— Start of Exercise inputs —
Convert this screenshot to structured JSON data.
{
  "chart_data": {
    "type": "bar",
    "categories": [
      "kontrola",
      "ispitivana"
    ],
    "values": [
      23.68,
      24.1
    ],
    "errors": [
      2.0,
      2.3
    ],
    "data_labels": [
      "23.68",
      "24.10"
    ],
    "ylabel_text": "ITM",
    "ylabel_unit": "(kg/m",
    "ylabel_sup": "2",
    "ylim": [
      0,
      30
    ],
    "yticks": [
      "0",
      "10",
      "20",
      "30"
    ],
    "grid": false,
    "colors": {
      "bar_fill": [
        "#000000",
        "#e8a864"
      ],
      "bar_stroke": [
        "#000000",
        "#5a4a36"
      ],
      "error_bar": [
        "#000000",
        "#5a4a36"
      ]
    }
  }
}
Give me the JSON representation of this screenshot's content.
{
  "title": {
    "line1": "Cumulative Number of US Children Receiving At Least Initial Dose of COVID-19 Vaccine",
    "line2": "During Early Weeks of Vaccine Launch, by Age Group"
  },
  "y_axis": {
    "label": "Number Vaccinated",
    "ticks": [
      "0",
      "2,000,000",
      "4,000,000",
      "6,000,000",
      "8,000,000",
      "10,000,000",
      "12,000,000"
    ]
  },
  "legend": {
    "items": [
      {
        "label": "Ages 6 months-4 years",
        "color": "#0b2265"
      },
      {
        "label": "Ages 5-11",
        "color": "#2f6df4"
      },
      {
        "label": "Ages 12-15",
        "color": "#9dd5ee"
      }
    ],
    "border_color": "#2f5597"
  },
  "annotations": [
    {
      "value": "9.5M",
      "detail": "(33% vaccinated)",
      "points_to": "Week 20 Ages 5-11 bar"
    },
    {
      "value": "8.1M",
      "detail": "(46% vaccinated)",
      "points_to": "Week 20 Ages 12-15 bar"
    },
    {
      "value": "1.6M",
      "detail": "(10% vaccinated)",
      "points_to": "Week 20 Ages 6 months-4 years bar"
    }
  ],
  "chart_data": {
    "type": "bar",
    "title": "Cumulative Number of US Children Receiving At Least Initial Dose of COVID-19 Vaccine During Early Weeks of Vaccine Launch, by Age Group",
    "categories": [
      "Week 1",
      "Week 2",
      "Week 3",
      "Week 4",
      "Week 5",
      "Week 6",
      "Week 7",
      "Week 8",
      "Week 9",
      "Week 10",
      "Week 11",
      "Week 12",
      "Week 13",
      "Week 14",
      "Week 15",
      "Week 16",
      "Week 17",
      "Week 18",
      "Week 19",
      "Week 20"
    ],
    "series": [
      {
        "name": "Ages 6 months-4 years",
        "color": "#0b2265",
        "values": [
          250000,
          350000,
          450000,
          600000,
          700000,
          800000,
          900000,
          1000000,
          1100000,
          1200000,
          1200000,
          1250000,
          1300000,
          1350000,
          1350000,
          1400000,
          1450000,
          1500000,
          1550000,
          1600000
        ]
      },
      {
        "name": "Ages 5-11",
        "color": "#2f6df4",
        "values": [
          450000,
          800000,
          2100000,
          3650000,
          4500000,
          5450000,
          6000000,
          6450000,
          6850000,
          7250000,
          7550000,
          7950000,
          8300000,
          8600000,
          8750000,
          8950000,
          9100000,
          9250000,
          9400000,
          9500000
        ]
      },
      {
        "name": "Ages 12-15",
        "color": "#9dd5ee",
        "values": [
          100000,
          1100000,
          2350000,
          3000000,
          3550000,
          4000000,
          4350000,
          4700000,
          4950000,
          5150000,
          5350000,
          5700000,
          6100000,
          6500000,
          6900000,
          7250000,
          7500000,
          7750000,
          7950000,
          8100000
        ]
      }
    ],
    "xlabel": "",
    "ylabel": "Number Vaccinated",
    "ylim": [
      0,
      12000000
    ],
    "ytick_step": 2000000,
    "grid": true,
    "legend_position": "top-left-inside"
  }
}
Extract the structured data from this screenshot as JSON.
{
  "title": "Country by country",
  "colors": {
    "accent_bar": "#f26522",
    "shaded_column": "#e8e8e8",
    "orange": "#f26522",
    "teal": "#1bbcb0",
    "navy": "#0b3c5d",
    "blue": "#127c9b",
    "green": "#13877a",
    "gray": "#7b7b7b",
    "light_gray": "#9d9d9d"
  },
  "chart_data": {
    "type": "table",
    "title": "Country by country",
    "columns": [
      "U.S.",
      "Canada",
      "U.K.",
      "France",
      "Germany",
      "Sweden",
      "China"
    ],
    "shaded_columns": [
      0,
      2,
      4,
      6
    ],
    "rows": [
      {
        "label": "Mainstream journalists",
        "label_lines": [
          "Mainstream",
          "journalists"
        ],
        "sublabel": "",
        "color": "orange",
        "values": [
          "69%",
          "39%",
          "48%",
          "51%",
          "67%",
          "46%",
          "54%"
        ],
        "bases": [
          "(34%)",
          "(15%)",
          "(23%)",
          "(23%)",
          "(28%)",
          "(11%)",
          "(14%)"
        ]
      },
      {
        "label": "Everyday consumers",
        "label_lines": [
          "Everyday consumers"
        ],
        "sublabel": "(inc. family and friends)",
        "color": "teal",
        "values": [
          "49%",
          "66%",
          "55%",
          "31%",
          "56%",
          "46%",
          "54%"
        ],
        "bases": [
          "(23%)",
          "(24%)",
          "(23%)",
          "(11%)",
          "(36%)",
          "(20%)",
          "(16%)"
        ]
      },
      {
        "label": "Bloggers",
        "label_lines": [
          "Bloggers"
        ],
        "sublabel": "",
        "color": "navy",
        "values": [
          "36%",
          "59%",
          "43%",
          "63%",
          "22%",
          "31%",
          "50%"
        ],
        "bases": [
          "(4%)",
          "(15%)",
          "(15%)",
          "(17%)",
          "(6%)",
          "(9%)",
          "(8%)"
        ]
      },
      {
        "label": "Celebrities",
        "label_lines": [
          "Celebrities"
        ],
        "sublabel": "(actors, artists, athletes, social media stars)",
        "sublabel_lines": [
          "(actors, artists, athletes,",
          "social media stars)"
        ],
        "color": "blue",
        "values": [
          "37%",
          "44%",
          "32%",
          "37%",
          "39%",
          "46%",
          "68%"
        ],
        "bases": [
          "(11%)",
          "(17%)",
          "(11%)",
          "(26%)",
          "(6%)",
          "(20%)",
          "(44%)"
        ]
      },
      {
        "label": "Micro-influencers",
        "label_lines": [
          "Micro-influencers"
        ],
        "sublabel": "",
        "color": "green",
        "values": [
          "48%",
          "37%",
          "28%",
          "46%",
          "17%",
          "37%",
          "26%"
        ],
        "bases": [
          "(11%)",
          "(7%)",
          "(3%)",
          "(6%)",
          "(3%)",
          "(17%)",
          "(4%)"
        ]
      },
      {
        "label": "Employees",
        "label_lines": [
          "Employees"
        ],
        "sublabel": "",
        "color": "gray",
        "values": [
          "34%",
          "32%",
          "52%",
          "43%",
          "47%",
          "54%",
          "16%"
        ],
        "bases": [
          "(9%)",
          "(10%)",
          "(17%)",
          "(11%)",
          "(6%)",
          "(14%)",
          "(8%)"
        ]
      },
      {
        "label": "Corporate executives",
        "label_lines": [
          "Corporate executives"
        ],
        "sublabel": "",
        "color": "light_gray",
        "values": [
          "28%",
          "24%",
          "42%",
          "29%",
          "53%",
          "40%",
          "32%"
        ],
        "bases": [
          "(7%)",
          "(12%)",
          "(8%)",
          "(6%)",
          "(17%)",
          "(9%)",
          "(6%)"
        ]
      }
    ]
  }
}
— End of Exercise inputs —
- _Instructions to follow_
Select every line above that contains the word "months", and copy it.

- _Reply_
        "label": "Ages 6 months-4 years",
      "points_to": "Week 20 Ages 6 months-4 years bar"
        "name": "Ages 6 months-4 years",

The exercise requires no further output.